Extracted records:
======
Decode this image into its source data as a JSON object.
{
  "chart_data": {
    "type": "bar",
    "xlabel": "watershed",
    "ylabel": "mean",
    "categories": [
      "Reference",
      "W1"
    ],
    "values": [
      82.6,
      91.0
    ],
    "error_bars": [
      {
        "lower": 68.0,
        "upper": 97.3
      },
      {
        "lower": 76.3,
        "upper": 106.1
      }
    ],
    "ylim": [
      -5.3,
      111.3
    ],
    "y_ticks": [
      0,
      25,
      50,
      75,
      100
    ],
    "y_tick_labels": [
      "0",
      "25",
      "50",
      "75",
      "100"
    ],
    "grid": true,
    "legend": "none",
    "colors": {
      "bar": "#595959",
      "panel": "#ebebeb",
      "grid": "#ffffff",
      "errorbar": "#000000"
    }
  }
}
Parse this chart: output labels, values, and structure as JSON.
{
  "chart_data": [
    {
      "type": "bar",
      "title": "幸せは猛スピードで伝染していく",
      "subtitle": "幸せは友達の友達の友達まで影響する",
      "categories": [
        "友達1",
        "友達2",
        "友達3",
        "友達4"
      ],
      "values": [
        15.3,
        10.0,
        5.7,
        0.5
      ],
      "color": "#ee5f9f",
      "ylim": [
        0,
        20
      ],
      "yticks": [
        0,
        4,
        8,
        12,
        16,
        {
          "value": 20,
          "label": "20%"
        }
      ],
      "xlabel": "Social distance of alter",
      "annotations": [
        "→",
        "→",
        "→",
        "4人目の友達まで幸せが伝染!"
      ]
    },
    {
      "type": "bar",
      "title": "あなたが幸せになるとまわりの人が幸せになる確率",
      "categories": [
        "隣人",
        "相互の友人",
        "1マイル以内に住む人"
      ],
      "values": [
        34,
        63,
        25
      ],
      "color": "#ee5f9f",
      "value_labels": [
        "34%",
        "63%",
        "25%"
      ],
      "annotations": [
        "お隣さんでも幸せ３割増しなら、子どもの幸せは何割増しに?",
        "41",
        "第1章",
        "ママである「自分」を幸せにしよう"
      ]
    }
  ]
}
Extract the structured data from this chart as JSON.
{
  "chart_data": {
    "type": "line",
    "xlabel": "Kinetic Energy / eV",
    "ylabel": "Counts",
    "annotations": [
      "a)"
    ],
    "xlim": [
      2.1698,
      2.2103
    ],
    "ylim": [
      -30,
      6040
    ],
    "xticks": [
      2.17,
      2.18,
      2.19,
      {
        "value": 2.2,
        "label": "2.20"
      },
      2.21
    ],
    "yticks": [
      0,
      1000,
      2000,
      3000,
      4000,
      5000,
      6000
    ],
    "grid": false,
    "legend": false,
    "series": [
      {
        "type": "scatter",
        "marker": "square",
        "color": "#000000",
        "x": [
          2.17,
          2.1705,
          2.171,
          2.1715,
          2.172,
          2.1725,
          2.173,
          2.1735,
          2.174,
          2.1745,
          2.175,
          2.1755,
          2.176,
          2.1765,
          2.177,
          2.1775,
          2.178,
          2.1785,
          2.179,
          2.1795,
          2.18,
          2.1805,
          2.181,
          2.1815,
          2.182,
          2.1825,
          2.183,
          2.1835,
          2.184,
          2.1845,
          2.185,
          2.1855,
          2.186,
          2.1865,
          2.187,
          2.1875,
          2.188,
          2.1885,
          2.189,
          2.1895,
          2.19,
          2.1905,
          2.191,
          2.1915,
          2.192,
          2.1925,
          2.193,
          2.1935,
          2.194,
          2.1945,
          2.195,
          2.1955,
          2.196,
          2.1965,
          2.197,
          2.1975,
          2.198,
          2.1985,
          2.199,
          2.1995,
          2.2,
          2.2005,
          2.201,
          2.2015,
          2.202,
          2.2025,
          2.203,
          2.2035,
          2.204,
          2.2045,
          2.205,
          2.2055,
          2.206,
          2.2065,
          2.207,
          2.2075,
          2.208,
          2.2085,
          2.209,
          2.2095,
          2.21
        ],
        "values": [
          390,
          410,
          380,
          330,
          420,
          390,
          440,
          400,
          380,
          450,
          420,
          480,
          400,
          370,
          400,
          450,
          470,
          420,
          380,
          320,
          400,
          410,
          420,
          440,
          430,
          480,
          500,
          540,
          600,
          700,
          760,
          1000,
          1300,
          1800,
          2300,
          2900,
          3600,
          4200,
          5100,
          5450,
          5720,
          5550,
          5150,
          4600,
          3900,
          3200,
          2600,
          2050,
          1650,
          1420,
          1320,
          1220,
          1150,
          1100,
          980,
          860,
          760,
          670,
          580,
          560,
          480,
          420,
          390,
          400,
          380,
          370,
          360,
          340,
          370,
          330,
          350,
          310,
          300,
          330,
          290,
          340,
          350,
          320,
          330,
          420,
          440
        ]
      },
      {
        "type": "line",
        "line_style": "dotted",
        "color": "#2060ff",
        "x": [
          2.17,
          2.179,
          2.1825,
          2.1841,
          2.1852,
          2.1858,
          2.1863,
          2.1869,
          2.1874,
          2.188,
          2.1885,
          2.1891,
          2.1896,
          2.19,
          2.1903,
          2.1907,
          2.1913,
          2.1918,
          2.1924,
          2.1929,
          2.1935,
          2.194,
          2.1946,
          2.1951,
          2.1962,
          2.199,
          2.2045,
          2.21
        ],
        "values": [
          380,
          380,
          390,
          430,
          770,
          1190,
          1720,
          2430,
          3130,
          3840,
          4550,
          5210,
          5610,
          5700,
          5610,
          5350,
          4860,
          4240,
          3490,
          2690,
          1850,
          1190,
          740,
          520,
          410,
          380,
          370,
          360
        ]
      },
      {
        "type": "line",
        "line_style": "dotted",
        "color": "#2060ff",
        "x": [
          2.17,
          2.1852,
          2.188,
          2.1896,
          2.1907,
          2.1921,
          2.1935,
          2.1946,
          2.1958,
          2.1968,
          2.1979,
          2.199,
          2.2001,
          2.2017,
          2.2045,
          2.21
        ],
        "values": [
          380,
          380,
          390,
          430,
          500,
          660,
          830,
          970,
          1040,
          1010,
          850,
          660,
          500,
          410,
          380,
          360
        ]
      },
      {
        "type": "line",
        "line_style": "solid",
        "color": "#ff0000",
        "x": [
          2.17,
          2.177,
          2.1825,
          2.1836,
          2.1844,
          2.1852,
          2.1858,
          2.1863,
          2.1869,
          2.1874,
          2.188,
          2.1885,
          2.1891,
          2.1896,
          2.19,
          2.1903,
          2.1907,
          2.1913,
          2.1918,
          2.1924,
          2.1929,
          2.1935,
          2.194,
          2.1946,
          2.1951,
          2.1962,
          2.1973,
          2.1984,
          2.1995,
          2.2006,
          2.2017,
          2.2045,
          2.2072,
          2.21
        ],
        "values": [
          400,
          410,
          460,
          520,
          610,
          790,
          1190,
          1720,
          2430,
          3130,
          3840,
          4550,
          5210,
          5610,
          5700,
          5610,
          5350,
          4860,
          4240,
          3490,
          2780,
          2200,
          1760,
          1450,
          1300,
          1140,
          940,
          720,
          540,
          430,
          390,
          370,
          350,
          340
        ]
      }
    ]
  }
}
======
Goal of the exercise
Gather and return every line that holds the string "JSON".

Solution
Decode this image into its source data as a JSON object.
Parse this chart: output labels, values, and structure as JSON.
Extract the structured data from this chart as JSON.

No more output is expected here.